What is expected
Copy each line of the data below with the word "SDTVAR".

(Records from a collection)
————

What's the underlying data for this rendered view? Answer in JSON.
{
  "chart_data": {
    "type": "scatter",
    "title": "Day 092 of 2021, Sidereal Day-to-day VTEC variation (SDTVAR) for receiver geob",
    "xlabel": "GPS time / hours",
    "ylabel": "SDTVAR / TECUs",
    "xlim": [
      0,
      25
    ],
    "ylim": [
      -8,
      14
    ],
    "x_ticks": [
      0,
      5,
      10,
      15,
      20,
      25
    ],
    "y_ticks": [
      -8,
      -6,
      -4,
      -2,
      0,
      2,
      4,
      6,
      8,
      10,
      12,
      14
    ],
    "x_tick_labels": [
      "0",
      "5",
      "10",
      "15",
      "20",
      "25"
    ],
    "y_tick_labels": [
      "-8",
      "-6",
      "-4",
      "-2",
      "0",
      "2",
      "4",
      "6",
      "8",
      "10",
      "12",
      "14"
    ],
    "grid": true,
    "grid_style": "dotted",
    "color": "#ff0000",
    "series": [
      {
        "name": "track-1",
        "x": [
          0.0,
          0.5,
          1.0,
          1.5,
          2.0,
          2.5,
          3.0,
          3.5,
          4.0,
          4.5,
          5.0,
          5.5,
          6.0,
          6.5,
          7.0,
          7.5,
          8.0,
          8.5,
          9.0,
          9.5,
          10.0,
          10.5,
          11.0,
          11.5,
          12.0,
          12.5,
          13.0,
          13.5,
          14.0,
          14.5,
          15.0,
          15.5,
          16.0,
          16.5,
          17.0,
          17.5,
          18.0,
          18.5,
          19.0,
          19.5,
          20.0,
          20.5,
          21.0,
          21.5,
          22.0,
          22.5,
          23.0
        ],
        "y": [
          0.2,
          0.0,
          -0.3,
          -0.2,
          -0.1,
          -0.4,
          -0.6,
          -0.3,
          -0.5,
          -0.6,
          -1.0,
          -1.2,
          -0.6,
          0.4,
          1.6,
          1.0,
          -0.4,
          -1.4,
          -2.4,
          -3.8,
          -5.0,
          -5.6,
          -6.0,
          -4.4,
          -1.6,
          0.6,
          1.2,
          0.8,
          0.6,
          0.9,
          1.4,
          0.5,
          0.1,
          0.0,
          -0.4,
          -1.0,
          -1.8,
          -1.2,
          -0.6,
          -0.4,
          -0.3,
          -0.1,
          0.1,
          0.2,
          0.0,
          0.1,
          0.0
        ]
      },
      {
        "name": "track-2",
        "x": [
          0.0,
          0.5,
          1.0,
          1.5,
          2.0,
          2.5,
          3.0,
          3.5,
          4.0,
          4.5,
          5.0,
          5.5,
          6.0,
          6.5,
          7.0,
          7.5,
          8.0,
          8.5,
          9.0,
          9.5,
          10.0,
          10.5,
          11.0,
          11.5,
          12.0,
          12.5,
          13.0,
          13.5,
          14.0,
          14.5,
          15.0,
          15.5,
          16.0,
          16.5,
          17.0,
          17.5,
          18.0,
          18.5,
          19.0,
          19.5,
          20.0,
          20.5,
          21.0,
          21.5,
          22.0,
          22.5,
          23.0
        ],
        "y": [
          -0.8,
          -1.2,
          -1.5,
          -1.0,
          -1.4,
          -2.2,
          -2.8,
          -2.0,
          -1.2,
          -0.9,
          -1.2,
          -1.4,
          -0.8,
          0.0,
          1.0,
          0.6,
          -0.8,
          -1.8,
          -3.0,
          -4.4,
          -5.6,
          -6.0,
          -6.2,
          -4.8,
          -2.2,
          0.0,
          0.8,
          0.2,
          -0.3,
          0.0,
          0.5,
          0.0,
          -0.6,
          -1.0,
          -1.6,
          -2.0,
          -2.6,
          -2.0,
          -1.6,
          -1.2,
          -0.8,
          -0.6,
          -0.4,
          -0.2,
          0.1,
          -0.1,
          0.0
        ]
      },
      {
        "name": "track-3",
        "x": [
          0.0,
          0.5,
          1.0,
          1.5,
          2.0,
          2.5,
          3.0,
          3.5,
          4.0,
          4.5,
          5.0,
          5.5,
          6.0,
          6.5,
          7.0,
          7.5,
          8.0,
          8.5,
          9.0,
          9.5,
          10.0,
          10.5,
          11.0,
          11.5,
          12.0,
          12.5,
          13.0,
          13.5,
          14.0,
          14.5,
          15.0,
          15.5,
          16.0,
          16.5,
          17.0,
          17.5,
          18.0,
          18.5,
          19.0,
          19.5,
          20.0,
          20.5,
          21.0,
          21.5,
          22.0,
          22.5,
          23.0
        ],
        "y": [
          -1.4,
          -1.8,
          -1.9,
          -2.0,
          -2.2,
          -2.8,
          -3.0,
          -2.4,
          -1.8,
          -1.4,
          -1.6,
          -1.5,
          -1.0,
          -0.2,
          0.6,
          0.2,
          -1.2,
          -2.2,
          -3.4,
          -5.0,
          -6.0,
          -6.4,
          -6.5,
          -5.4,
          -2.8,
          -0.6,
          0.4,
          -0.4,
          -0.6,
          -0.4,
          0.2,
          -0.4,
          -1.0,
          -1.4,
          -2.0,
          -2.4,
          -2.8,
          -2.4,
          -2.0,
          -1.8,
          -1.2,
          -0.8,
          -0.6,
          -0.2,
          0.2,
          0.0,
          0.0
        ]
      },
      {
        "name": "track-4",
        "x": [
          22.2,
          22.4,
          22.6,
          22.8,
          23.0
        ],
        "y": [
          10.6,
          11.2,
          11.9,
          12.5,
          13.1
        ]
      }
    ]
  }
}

————

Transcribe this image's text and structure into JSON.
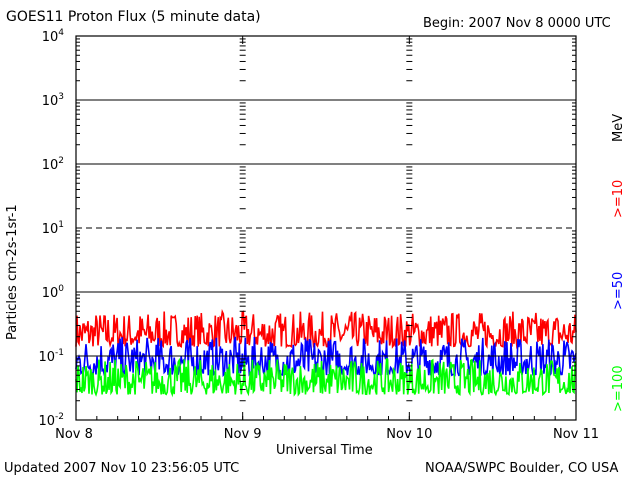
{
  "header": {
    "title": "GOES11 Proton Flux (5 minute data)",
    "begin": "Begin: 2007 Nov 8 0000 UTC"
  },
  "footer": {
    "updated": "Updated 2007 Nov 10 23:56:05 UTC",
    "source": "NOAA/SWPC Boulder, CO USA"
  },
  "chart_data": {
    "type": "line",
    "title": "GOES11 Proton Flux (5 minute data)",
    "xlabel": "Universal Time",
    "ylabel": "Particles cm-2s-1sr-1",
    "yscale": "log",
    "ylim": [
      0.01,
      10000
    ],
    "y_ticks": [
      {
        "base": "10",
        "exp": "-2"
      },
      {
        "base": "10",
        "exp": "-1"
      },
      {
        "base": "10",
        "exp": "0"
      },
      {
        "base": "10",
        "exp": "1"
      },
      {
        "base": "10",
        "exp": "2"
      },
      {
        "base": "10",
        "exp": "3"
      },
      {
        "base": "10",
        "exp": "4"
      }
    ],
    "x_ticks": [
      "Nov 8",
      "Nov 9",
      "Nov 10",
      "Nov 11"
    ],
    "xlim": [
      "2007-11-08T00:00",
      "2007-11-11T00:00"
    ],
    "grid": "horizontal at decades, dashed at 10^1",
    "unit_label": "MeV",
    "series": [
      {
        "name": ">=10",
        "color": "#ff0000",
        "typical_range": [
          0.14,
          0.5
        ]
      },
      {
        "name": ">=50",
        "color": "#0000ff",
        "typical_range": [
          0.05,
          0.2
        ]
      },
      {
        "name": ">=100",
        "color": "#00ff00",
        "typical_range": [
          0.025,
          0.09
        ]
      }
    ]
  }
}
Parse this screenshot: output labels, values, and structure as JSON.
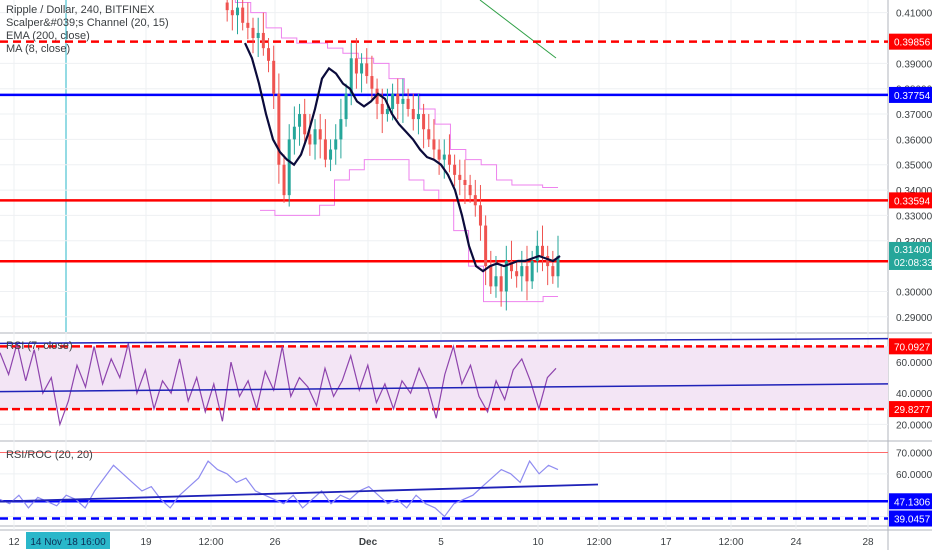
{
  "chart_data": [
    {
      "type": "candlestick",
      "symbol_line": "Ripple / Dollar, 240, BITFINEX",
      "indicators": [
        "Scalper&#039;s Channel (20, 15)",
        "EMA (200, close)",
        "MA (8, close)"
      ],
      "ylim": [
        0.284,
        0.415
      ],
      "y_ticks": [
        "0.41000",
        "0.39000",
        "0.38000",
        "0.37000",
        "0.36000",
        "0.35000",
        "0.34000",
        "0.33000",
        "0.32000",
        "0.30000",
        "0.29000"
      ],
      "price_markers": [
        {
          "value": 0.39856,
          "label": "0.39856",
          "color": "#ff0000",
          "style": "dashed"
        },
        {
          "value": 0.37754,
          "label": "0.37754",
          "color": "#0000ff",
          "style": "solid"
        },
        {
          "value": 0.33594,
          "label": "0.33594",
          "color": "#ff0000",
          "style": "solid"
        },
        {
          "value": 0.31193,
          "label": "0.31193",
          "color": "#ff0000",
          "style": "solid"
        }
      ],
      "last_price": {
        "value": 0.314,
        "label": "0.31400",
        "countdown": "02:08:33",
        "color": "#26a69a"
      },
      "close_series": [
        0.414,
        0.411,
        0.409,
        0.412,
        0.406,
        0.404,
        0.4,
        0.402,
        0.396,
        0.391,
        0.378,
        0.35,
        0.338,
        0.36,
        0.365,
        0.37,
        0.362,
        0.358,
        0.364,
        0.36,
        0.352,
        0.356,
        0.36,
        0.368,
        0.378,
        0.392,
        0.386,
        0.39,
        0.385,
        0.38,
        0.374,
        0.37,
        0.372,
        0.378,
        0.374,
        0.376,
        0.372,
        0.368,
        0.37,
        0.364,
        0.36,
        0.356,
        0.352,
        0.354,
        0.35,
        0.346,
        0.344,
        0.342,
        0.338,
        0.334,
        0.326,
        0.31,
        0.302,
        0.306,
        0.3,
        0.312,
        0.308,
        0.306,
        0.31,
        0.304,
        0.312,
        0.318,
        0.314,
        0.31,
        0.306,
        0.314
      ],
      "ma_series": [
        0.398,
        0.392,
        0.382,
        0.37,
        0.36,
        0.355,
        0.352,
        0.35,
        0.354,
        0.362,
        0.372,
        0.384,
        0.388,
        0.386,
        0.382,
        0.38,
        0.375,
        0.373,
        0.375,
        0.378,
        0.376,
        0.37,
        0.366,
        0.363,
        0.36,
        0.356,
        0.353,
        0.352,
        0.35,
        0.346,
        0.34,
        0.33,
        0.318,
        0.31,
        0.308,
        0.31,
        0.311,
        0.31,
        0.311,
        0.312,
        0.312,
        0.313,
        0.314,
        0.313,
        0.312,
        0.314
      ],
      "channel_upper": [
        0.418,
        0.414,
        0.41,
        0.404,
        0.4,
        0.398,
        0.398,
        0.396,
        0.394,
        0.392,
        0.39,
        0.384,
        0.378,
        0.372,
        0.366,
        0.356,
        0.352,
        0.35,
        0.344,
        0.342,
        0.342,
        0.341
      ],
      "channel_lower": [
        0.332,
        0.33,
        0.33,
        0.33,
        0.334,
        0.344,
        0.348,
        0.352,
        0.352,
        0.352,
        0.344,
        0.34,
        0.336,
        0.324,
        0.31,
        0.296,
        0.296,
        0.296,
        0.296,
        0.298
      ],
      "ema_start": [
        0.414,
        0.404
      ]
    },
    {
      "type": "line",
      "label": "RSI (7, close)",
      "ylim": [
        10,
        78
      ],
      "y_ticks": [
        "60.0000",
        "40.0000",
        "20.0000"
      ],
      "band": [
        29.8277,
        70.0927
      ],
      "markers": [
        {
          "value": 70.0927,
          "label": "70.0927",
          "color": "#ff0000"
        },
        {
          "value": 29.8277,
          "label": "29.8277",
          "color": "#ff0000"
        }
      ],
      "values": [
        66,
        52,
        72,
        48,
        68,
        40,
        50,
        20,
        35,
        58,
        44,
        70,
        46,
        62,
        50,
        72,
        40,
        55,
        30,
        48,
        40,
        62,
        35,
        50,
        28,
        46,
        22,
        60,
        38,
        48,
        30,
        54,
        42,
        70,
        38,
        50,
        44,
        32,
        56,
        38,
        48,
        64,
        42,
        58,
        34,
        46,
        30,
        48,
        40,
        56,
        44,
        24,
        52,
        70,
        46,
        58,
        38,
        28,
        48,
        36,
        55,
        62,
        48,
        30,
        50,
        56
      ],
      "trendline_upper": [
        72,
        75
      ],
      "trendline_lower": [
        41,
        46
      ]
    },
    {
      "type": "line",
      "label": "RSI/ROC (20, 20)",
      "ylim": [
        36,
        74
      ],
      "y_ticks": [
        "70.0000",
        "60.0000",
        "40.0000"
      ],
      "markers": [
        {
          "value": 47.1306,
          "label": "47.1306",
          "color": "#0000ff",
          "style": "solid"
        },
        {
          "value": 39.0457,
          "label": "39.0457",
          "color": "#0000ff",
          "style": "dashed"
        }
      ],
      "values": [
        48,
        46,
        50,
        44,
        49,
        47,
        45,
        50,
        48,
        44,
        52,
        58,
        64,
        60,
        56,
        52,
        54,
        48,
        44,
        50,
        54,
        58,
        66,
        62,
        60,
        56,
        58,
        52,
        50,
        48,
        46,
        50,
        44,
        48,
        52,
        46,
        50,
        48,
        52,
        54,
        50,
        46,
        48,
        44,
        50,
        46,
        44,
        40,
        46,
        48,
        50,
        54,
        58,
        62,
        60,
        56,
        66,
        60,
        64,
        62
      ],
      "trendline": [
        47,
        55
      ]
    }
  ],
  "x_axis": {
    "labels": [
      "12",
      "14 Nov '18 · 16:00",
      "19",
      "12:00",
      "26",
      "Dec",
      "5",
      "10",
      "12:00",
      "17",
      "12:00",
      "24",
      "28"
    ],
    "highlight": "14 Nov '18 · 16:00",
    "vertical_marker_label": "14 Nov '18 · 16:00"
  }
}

————

Reply
    "title": "Day 092 of 2021, Sidereal Day-to-day VTEC variation (SDTVAR) for receiver geob",
    "ylabel": "SDTVAR / TECUs",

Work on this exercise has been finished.